• [PROBLEM]:
Edit the entries below so that every "plot-frame" becomes "chart-frame", with everything else left unchanged.

- - - -

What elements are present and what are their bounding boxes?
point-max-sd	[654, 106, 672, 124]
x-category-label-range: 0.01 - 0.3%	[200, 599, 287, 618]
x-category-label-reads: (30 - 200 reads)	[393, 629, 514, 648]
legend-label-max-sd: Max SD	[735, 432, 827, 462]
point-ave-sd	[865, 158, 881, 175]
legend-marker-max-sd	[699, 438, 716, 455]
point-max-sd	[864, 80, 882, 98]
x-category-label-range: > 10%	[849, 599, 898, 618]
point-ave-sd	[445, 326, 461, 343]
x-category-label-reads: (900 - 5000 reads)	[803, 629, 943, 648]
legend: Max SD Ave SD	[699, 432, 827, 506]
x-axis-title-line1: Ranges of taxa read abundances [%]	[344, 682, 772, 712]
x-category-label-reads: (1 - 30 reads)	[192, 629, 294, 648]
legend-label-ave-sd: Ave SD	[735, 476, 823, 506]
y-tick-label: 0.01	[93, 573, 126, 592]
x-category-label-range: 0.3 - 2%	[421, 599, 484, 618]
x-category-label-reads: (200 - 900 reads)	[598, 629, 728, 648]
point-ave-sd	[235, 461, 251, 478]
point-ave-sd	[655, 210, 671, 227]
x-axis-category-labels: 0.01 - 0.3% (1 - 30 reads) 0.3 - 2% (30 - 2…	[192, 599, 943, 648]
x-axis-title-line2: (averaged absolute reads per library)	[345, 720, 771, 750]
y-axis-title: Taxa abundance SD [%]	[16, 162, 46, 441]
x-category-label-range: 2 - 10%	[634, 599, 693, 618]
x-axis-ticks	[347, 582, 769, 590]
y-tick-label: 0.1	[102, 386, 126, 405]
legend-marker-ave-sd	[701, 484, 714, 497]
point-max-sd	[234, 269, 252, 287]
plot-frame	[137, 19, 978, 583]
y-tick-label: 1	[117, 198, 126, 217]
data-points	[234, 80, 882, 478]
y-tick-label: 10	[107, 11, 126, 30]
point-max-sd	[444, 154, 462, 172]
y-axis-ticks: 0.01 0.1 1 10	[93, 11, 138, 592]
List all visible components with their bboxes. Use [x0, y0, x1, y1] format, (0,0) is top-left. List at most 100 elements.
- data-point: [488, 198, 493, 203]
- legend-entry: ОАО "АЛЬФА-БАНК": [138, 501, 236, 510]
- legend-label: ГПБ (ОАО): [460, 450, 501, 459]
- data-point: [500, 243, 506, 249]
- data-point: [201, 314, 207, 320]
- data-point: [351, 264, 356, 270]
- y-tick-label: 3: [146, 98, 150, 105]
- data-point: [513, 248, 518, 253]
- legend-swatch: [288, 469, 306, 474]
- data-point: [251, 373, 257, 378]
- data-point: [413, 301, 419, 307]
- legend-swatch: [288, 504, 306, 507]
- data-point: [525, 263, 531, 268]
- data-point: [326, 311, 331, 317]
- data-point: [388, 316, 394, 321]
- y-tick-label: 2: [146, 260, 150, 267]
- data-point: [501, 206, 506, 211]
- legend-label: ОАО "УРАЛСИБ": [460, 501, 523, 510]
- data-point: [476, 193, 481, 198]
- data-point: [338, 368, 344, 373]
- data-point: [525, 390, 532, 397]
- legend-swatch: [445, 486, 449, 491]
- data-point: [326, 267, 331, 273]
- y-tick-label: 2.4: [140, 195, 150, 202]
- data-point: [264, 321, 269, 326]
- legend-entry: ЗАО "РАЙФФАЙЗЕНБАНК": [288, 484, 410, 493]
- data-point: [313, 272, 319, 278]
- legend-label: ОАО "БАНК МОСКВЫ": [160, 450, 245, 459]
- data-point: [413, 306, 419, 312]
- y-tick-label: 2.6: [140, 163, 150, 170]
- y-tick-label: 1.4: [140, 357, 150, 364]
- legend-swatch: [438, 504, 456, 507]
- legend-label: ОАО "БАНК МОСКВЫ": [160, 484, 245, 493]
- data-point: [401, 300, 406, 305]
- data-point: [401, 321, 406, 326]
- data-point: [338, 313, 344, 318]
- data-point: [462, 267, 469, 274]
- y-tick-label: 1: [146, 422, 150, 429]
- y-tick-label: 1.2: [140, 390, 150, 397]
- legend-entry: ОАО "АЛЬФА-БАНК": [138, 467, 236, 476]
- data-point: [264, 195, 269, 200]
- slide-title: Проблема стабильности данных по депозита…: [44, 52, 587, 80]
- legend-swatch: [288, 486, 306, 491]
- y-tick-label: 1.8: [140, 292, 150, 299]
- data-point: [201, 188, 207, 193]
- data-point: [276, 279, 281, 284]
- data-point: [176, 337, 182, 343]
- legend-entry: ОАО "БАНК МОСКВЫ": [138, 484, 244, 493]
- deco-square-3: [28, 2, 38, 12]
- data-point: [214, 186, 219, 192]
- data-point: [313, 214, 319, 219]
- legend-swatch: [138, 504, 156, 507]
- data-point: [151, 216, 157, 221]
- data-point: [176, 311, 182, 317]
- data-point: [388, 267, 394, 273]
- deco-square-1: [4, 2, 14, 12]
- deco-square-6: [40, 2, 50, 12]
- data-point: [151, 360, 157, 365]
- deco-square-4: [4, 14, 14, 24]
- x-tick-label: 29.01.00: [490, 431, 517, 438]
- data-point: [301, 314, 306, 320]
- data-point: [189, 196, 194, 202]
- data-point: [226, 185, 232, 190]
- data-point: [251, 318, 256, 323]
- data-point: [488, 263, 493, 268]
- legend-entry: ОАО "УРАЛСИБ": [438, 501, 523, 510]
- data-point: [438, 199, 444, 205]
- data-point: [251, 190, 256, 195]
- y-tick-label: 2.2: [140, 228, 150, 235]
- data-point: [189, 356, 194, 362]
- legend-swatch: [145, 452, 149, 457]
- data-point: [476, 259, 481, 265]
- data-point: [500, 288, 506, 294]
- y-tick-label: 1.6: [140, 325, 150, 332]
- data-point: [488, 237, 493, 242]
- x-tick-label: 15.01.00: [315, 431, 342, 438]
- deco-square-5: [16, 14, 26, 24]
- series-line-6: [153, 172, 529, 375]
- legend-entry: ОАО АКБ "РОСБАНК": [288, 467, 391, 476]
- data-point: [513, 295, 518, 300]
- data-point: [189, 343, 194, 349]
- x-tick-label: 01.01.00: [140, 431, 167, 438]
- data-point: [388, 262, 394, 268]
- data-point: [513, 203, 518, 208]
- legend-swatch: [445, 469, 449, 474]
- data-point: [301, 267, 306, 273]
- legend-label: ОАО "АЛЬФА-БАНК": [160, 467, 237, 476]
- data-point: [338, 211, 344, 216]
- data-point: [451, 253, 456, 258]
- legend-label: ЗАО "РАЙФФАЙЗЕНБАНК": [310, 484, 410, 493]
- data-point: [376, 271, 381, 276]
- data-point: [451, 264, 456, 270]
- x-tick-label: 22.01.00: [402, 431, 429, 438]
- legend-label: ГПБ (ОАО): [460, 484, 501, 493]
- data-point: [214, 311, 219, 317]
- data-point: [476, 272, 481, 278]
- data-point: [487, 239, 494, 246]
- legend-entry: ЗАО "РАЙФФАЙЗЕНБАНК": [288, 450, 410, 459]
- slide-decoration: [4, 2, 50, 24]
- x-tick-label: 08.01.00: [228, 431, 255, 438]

- - - -

• [FULL RESPONSE]:
What elements are present and what are their bounding boxes?
point-max-sd	[654, 106, 672, 124]
x-category-label-range: 0.01 - 0.3%	[200, 599, 287, 618]
x-category-label-reads: (30 - 200 reads)	[393, 629, 514, 648]
legend-label-max-sd: Max SD	[735, 432, 827, 462]
point-ave-sd	[865, 158, 881, 175]
legend-marker-max-sd	[699, 438, 716, 455]
point-max-sd	[864, 80, 882, 98]
x-category-label-range: > 10%	[849, 599, 898, 618]
point-ave-sd	[445, 326, 461, 343]
x-category-label-reads: (900 - 5000 reads)	[803, 629, 943, 648]
legend: Max SD Ave SD	[699, 432, 827, 506]
x-axis-title-line1: Ranges of taxa read abundances [%]	[344, 682, 772, 712]
x-category-label-reads: (1 - 30 reads)	[192, 629, 294, 648]
legend-label-ave-sd: Ave SD	[735, 476, 823, 506]
y-tick-label: 0.01	[93, 573, 126, 592]
x-category-label-range: 0.3 - 2%	[421, 599, 484, 618]
x-category-label-reads: (200 - 900 reads)	[598, 629, 728, 648]
point-ave-sd	[235, 461, 251, 478]
point-ave-sd	[655, 210, 671, 227]
x-axis-category-labels: 0.01 - 0.3% (1 - 30 reads) 0.3 - 2% (30 - 2…	[192, 599, 943, 648]
x-axis-title-line2: (averaged absolute reads per library)	[345, 720, 771, 750]
y-axis-title: Taxa abundance SD [%]	[16, 162, 46, 441]
x-category-label-range: 2 - 10%	[634, 599, 693, 618]
x-axis-ticks	[347, 582, 769, 590]
y-tick-label: 0.1	[102, 386, 126, 405]
legend-marker-ave-sd	[701, 484, 714, 497]
point-max-sd	[234, 269, 252, 287]
chart-frame	[137, 19, 978, 583]
y-tick-label: 1	[117, 198, 126, 217]
data-points	[234, 80, 882, 478]
y-tick-label: 10	[107, 11, 126, 30]
point-max-sd	[444, 154, 462, 172]
y-axis-ticks: 0.01 0.1 1 10	[93, 11, 138, 592]
List all visible components with their bboxes. Use [x0, y0, x1, y1] format, (0,0) is top-left. List at most 100 elements.
- data-point: [488, 198, 493, 203]
- legend-entry: ОАО "АЛЬФА-БАНК": [138, 501, 236, 510]
- legend-label: ГПБ (ОАО): [460, 450, 501, 459]
- data-point: [500, 243, 506, 249]
- data-point: [201, 314, 207, 320]
- data-point: [351, 264, 356, 270]
- y-tick-label: 3: [146, 98, 150, 105]
- data-point: [513, 248, 518, 253]
- legend-swatch: [288, 469, 306, 474]
- data-point: [251, 373, 257, 378]
- data-point: [413, 301, 419, 307]
- legend-swatch: [288, 504, 306, 507]
- data-point: [525, 263, 531, 268]
- data-point: [326, 311, 331, 317]
- data-point: [388, 316, 394, 321]
- y-tick-label: 2: [146, 260, 150, 267]
- data-point: [501, 206, 506, 211]
- legend-label: ОАО "УРАЛСИБ": [460, 501, 523, 510]
- data-point: [476, 193, 481, 198]
- data-point: [338, 368, 344, 373]
- data-point: [525, 390, 532, 397]
- legend-swatch: [445, 486, 449, 491]
- data-point: [326, 267, 331, 273]
- y-tick-label: 2.4: [140, 195, 150, 202]
- data-point: [264, 321, 269, 326]
- legend-entry: ЗАО "РАЙФФАЙЗЕНБАНК": [288, 484, 410, 493]
- data-point: [313, 272, 319, 278]
- legend-label: ОАО "БАНК МОСКВЫ": [160, 450, 245, 459]
- data-point: [413, 306, 419, 312]
- y-tick-label: 2.6: [140, 163, 150, 170]
- y-tick-label: 1.4: [140, 357, 150, 364]
- legend-swatch: [438, 504, 456, 507]
- legend-label: ОАО "БАНК МОСКВЫ": [160, 484, 245, 493]
- data-point: [401, 300, 406, 305]
- data-point: [401, 321, 406, 326]
- data-point: [338, 313, 344, 318]
- data-point: [462, 267, 469, 274]
- y-tick-label: 1: [146, 422, 150, 429]
- y-tick-label: 1.2: [140, 390, 150, 397]
- legend-entry: ОАО "АЛЬФА-БАНК": [138, 467, 236, 476]
- data-point: [264, 195, 269, 200]
- slide-title: Проблема стабильности данных по депозита…: [44, 52, 587, 80]
- legend-swatch: [288, 486, 306, 491]
- y-tick-label: 1.8: [140, 292, 150, 299]
- data-point: [201, 188, 207, 193]
- data-point: [276, 279, 281, 284]
- data-point: [176, 337, 182, 343]
- legend-entry: ОАО "БАНК МОСКВЫ": [138, 484, 244, 493]
- deco-square-3: [28, 2, 38, 12]
- data-point: [214, 186, 219, 192]
- data-point: [313, 214, 319, 219]
- legend-swatch: [138, 504, 156, 507]
- data-point: [151, 216, 157, 221]
- data-point: [176, 311, 182, 317]
- data-point: [388, 267, 394, 273]
- deco-square-1: [4, 2, 14, 12]
- deco-square-6: [40, 2, 50, 12]
- data-point: [151, 360, 157, 365]
- deco-square-4: [4, 14, 14, 24]
- x-tick-label: 29.01.00: [490, 431, 517, 438]
- data-point: [301, 314, 306, 320]
- data-point: [189, 196, 194, 202]
- data-point: [226, 185, 232, 190]
- data-point: [251, 318, 256, 323]
- data-point: [488, 263, 493, 268]
- legend-entry: ОАО "УРАЛСИБ": [438, 501, 523, 510]
- data-point: [438, 199, 444, 205]
- data-point: [251, 190, 256, 195]
- y-tick-label: 2.2: [140, 228, 150, 235]
- data-point: [189, 356, 194, 362]
- legend-swatch: [145, 452, 149, 457]
- data-point: [476, 259, 481, 265]
- data-point: [500, 288, 506, 294]
- y-tick-label: 1.6: [140, 325, 150, 332]
- data-point: [488, 237, 493, 242]
- x-tick-label: 15.01.00: [315, 431, 342, 438]
- deco-square-5: [16, 14, 26, 24]
- series-line-6: [153, 172, 529, 375]
- legend-entry: ОАО АКБ "РОСБАНК": [288, 467, 391, 476]
- data-point: [513, 295, 518, 300]
- data-point: [189, 343, 194, 349]
- x-tick-label: 01.01.00: [140, 431, 167, 438]
- data-point: [388, 262, 394, 268]
- data-point: [513, 203, 518, 208]
- legend-swatch: [445, 469, 449, 474]
- data-point: [301, 267, 306, 273]
- legend-label: ОАО "АЛЬФА-БАНК": [160, 467, 237, 476]
- data-point: [338, 211, 344, 216]
- data-point: [451, 253, 456, 258]
- legend-label: ЗАО "РАЙФФАЙЗЕНБАНК": [310, 484, 410, 493]
- data-point: [376, 271, 381, 276]
- data-point: [451, 264, 456, 270]
- x-tick-label: 22.01.00: [402, 431, 429, 438]
- legend-label: ГПБ (ОАО): [460, 484, 501, 493]
- data-point: [214, 311, 219, 317]
- data-point: [476, 272, 481, 278]
- data-point: [487, 239, 494, 246]
- legend-entry: ЗАО "РАЙФФАЙЗЕНБАНК": [288, 450, 410, 459]
- slide-decoration: [4, 2, 50, 24]
- x-tick-label: 08.01.00: [228, 431, 255, 438]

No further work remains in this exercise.